**DATASET**:
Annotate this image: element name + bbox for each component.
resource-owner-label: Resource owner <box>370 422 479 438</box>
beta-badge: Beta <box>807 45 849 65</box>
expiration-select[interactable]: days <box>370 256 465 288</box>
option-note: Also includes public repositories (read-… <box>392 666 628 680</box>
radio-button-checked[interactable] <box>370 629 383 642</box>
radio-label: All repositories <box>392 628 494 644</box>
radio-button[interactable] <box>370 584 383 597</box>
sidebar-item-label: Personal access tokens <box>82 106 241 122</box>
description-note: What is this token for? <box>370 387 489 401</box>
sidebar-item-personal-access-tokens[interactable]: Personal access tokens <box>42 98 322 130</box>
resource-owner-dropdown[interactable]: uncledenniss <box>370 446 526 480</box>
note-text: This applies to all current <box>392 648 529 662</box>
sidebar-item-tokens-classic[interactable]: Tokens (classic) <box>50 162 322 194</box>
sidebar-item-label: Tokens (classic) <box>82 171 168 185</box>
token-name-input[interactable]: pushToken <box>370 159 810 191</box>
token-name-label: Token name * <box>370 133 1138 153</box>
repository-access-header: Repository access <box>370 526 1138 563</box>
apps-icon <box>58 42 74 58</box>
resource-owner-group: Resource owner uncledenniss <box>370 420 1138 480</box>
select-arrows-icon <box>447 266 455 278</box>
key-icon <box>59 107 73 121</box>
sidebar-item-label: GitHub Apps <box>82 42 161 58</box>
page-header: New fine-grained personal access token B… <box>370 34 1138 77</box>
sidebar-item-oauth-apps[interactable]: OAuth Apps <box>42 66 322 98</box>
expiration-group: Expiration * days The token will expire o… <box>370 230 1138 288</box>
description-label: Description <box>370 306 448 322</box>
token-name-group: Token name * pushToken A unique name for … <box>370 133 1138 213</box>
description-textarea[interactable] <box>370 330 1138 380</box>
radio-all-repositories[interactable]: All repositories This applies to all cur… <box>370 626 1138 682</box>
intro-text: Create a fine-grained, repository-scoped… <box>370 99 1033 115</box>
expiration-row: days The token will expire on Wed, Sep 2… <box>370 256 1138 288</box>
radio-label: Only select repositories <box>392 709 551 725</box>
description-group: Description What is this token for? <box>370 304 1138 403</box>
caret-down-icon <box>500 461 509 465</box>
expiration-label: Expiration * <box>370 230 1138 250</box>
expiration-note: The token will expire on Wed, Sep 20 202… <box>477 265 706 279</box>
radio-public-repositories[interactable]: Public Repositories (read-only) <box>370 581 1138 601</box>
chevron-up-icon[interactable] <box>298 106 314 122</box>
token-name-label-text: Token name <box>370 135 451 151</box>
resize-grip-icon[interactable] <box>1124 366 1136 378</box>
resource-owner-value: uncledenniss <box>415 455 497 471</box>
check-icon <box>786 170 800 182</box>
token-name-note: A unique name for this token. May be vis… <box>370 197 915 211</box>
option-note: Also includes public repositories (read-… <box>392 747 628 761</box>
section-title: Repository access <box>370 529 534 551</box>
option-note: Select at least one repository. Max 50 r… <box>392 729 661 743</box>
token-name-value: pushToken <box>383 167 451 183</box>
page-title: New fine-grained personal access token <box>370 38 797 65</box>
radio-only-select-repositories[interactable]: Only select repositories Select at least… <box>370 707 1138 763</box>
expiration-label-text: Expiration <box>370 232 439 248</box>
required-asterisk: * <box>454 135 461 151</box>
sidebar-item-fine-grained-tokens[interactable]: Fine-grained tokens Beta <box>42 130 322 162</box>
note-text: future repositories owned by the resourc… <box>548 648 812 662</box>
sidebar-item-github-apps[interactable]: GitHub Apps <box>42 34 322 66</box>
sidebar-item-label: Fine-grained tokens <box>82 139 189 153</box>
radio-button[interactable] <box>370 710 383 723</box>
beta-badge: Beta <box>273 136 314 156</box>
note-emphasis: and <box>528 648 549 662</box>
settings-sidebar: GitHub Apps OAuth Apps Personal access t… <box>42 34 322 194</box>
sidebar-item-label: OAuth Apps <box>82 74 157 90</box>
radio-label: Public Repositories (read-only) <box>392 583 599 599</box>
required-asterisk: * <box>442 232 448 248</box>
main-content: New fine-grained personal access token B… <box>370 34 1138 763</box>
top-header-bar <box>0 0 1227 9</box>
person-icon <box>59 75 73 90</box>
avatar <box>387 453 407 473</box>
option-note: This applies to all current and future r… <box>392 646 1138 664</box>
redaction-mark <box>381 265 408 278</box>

**TO BE DONE**: Write out all of the material again, replacing "sidebar-item-label" with "sidebar-text" wherever it occurs and leaving everything else unchanged.

**RESPONSE FOR THIS EXERCISE**:
Annotate this image: element name + bbox for each component.
resource-owner-label: Resource owner <box>370 422 479 438</box>
beta-badge: Beta <box>807 45 849 65</box>
expiration-select[interactable]: days <box>370 256 465 288</box>
option-note: Also includes public repositories (read-… <box>392 666 628 680</box>
radio-button-checked[interactable] <box>370 629 383 642</box>
radio-label: All repositories <box>392 628 494 644</box>
radio-button[interactable] <box>370 584 383 597</box>
sidebar-text: Personal access tokens <box>82 106 241 122</box>
description-note: What is this token for? <box>370 387 489 401</box>
sidebar-item-personal-access-tokens[interactable]: Personal access tokens <box>42 98 322 130</box>
resource-owner-dropdown[interactable]: uncledenniss <box>370 446 526 480</box>
note-text: This applies to all current <box>392 648 529 662</box>
sidebar-item-tokens-classic[interactable]: Tokens (classic) <box>50 162 322 194</box>
sidebar-text: Tokens (classic) <box>82 171 168 185</box>
token-name-input[interactable]: pushToken <box>370 159 810 191</box>
token-name-label: Token name * <box>370 133 1138 153</box>
repository-access-header: Repository access <box>370 526 1138 563</box>
apps-icon <box>58 42 74 58</box>
resource-owner-group: Resource owner uncledenniss <box>370 420 1138 480</box>
select-arrows-icon <box>447 266 455 278</box>
key-icon <box>59 107 73 121</box>
sidebar-text: GitHub Apps <box>82 42 161 58</box>
page-header: New fine-grained personal access token B… <box>370 34 1138 77</box>
sidebar-item-oauth-apps[interactable]: OAuth Apps <box>42 66 322 98</box>
expiration-group: Expiration * days The token will expire o… <box>370 230 1138 288</box>
description-label: Description <box>370 306 448 322</box>
token-name-group: Token name * pushToken A unique name for … <box>370 133 1138 213</box>
description-textarea[interactable] <box>370 330 1138 380</box>
radio-all-repositories[interactable]: All repositories This applies to all cur… <box>370 626 1138 682</box>
intro-text: Create a fine-grained, repository-scoped… <box>370 99 1033 115</box>
expiration-row: days The token will expire on Wed, Sep 2… <box>370 256 1138 288</box>
radio-label: Only select repositories <box>392 709 551 725</box>
description-group: Description What is this token for? <box>370 304 1138 403</box>
caret-down-icon <box>500 461 509 465</box>
expiration-label: Expiration * <box>370 230 1138 250</box>
expiration-note: The token will expire on Wed, Sep 20 202… <box>477 265 706 279</box>
radio-public-repositories[interactable]: Public Repositories (read-only) <box>370 581 1138 601</box>
chevron-up-icon[interactable] <box>298 106 314 122</box>
token-name-label-text: Token name <box>370 135 451 151</box>
resize-grip-icon[interactable] <box>1124 366 1136 378</box>
resource-owner-value: uncledenniss <box>415 455 497 471</box>
check-icon <box>786 170 800 182</box>
token-name-note: A unique name for this token. May be vis… <box>370 197 915 211</box>
option-note: Also includes public repositories (read-… <box>392 747 628 761</box>
section-title: Repository access <box>370 529 534 551</box>
option-note: Select at least one repository. Max 50 r… <box>392 729 661 743</box>
token-name-value: pushToken <box>383 167 451 183</box>
page-title: New fine-grained personal access token <box>370 38 797 65</box>
radio-only-select-repositories[interactable]: Only select repositories Select at least… <box>370 707 1138 763</box>
expiration-label-text: Expiration <box>370 232 439 248</box>
required-asterisk: * <box>454 135 461 151</box>
sidebar-item-fine-grained-tokens[interactable]: Fine-grained tokens Beta <box>42 130 322 162</box>
note-text: future repositories owned by the resourc… <box>548 648 812 662</box>
sidebar-item-github-apps[interactable]: GitHub Apps <box>42 34 322 66</box>
sidebar-text: Fine-grained tokens <box>82 139 189 153</box>
radio-button[interactable] <box>370 710 383 723</box>
beta-badge: Beta <box>273 136 314 156</box>
note-emphasis: and <box>528 648 549 662</box>
settings-sidebar: GitHub Apps OAuth Apps Personal access t… <box>42 34 322 194</box>
sidebar-text: OAuth Apps <box>82 74 157 90</box>
radio-label: Public Repositories (read-only) <box>392 583 599 599</box>
required-asterisk: * <box>442 232 448 248</box>
main-content: New fine-grained personal access token B… <box>370 34 1138 763</box>
top-header-bar <box>0 0 1227 9</box>
person-icon <box>59 75 73 90</box>
avatar <box>387 453 407 473</box>
option-note: This applies to all current and future r… <box>392 646 1138 664</box>
redaction-mark <box>381 265 408 278</box>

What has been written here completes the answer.